Exercise prompt
From the listing below, pull out every line where the string "JSON" appears.

Items from a figure collection

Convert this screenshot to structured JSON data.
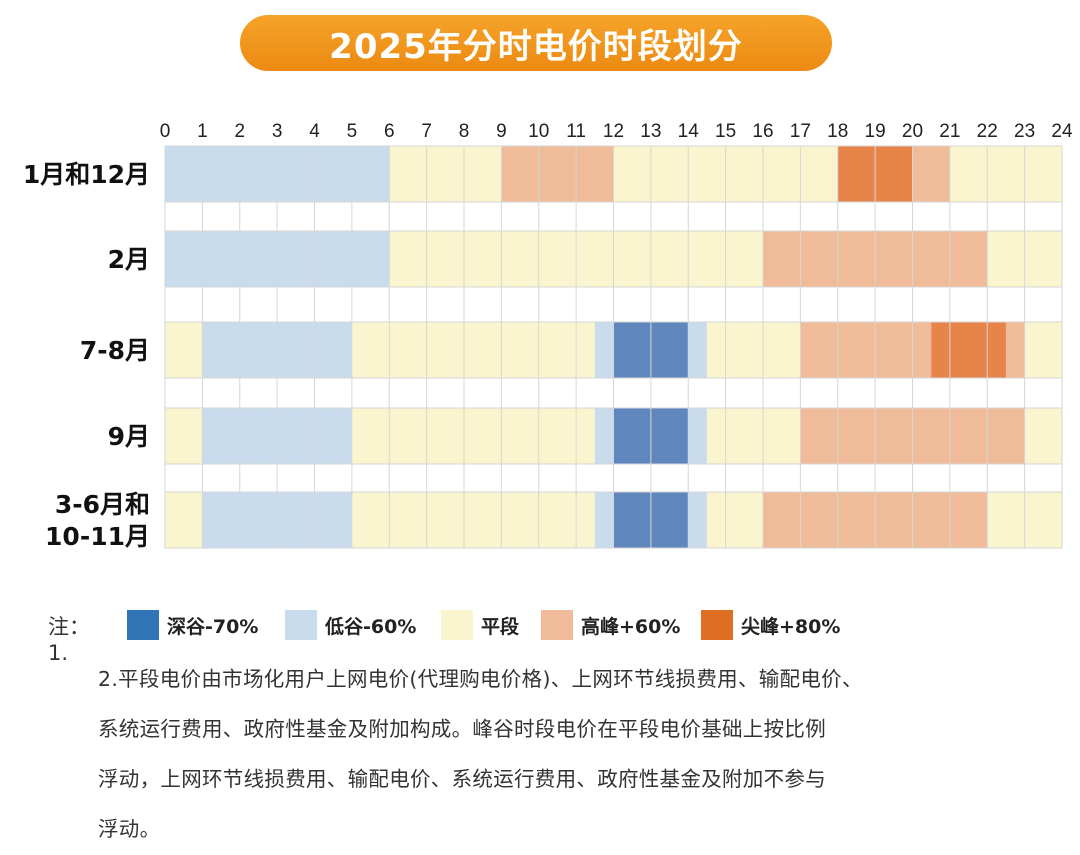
{
  "page": {
    "title": "2025年分时电价时段划分"
  },
  "colors": {
    "深谷": "#5f86bd",
    "低谷": "#c8dcee",
    "平段": "#fbf5cf",
    "高峰": "#efbb98",
    "尖峰": "#e7844a",
    "gap": "#ffffff",
    "grid": "#d6d6d6"
  },
  "chart_data": {
    "type": "heatmap",
    "title": "2025年分时电价时段划分",
    "x_ticks": [
      "0",
      "1",
      "2",
      "3",
      "4",
      "5",
      "6",
      "7",
      "8",
      "9",
      "10",
      "11",
      "12",
      "13",
      "14",
      "15",
      "16",
      "17",
      "18",
      "19",
      "20",
      "21",
      "22",
      "23",
      "24"
    ],
    "x_range": [
      0,
      24
    ],
    "rows": [
      {
        "label_lines": [
          "1月和12月"
        ],
        "segments": [
          {
            "start": 0,
            "end": 6,
            "type": "低谷"
          },
          {
            "start": 6,
            "end": 9,
            "type": "平段"
          },
          {
            "start": 9,
            "end": 12,
            "type": "高峰"
          },
          {
            "start": 12,
            "end": 18,
            "type": "平段"
          },
          {
            "start": 18,
            "end": 20,
            "type": "尖峰"
          },
          {
            "start": 20,
            "end": 21,
            "type": "高峰"
          },
          {
            "start": 21,
            "end": 24,
            "type": "平段"
          }
        ]
      },
      {
        "label_lines": [
          "2月"
        ],
        "segments": [
          {
            "start": 0,
            "end": 6,
            "type": "低谷"
          },
          {
            "start": 6,
            "end": 16,
            "type": "平段"
          },
          {
            "start": 16,
            "end": 22,
            "type": "高峰"
          },
          {
            "start": 22,
            "end": 24,
            "type": "平段"
          }
        ]
      },
      {
        "label_lines": [
          "7-8月"
        ],
        "segments": [
          {
            "start": 0,
            "end": 1,
            "type": "平段"
          },
          {
            "start": 1,
            "end": 5,
            "type": "低谷"
          },
          {
            "start": 5,
            "end": 11.5,
            "type": "平段"
          },
          {
            "start": 11.5,
            "end": 12,
            "type": "低谷"
          },
          {
            "start": 12,
            "end": 14,
            "type": "深谷"
          },
          {
            "start": 14,
            "end": 14.5,
            "type": "低谷"
          },
          {
            "start": 14.5,
            "end": 17,
            "type": "平段"
          },
          {
            "start": 17,
            "end": 20.5,
            "type": "高峰"
          },
          {
            "start": 20.5,
            "end": 22.5,
            "type": "尖峰"
          },
          {
            "start": 22.5,
            "end": 23,
            "type": "高峰"
          },
          {
            "start": 23,
            "end": 24,
            "type": "平段"
          }
        ]
      },
      {
        "label_lines": [
          "9月"
        ],
        "segments": [
          {
            "start": 0,
            "end": 1,
            "type": "平段"
          },
          {
            "start": 1,
            "end": 5,
            "type": "低谷"
          },
          {
            "start": 5,
            "end": 11.5,
            "type": "平段"
          },
          {
            "start": 11.5,
            "end": 12,
            "type": "低谷"
          },
          {
            "start": 12,
            "end": 14,
            "type": "深谷"
          },
          {
            "start": 14,
            "end": 14.5,
            "type": "低谷"
          },
          {
            "start": 14.5,
            "end": 17,
            "type": "平段"
          },
          {
            "start": 17,
            "end": 23,
            "type": "高峰"
          },
          {
            "start": 23,
            "end": 24,
            "type": "平段"
          }
        ]
      },
      {
        "label_lines": [
          "3-6月和",
          "10-11月"
        ],
        "segments": [
          {
            "start": 0,
            "end": 1,
            "type": "平段"
          },
          {
            "start": 1,
            "end": 5,
            "type": "低谷"
          },
          {
            "start": 5,
            "end": 11.5,
            "type": "平段"
          },
          {
            "start": 11.5,
            "end": 12,
            "type": "低谷"
          },
          {
            "start": 12,
            "end": 14,
            "type": "深谷"
          },
          {
            "start": 14,
            "end": 14.5,
            "type": "低谷"
          },
          {
            "start": 14.5,
            "end": 16,
            "type": "平段"
          },
          {
            "start": 16,
            "end": 22,
            "type": "高峰"
          },
          {
            "start": 22,
            "end": 24,
            "type": "平段"
          }
        ]
      }
    ],
    "legend": [
      {
        "type": "深谷",
        "label": "深谷-70%"
      },
      {
        "type": "低谷",
        "label": "低谷-60%"
      },
      {
        "type": "平段",
        "label": "平段"
      },
      {
        "type": "高峰",
        "label": "高峰+60%"
      },
      {
        "type": "尖峰",
        "label": "尖峰+80%"
      }
    ],
    "legend_placement": "bottom",
    "grid": true
  },
  "notes": {
    "prefix": "注：1.",
    "lines": [
      "2.平段电价由市场化用户上网电价(代理购电价格)、上网环节线损费用、输配电价、",
      "系统运行费用、政府性基金及附加构成。峰谷时段电价在平段电价基础上按比例",
      "浮动，上网环节线损费用、输配电价、系统运行费用、政府性基金及附加不参与",
      "浮动。"
    ]
  }
}
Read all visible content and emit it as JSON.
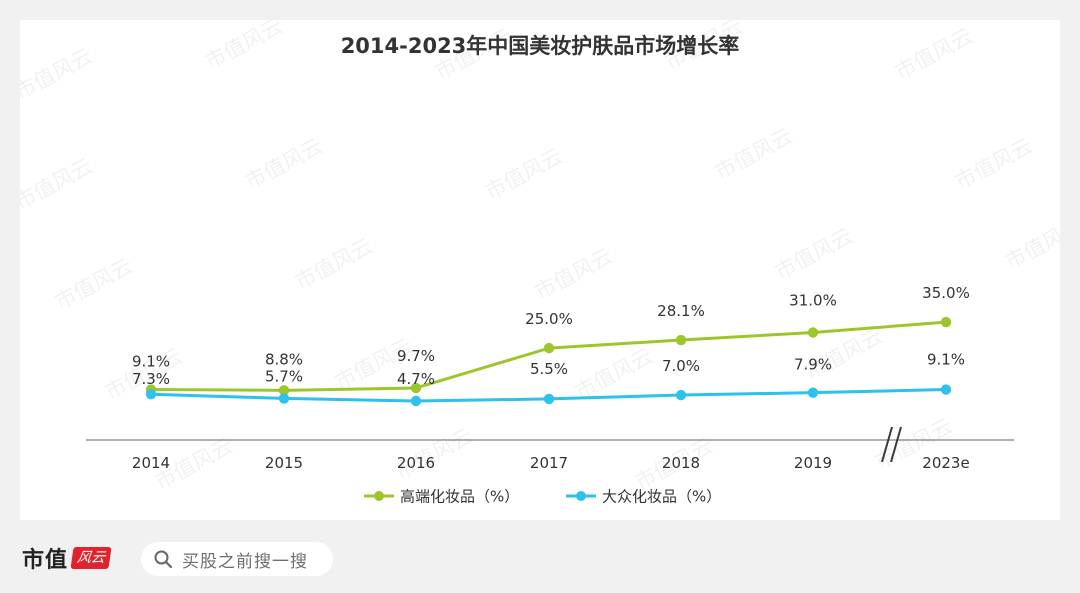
{
  "chart_data": {
    "type": "line",
    "title": "2014-2023年中国美妆护肤品市场增长率",
    "categories": [
      "2014",
      "2015",
      "2016",
      "2017",
      "2018",
      "2019",
      "2023e"
    ],
    "series": [
      {
        "name": "高端化妆品（%）",
        "color": "#9dc62a",
        "values": [
          9.1,
          8.8,
          9.7,
          25.0,
          28.1,
          31.0,
          35.0
        ],
        "labels": [
          "9.1%",
          "8.8%",
          "9.7%",
          "25.0%",
          "28.1%",
          "31.0%",
          "35.0%"
        ]
      },
      {
        "name": "大众化妆品（%）",
        "color": "#2ec1ec",
        "values": [
          7.3,
          5.7,
          4.7,
          5.5,
          7.0,
          7.9,
          9.1
        ],
        "labels": [
          "7.3%",
          "5.7%",
          "4.7%",
          "5.5%",
          "7.0%",
          "7.9%",
          "9.1%"
        ]
      }
    ],
    "ylim": [
      0,
      40
    ],
    "grid": false,
    "axis_break": "between 2019 and 2023e",
    "legend": "bottom-center"
  },
  "watermark": {
    "text": "市值风云"
  },
  "footer": {
    "brand_text": "市值",
    "brand_seal_text": "风云",
    "search_placeholder": "买股之前搜一搜",
    "search_icon": "search-icon"
  }
}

Finished exercise
Convert this screenshot to structured JSON data.
Read all visible content and emit it as JSON.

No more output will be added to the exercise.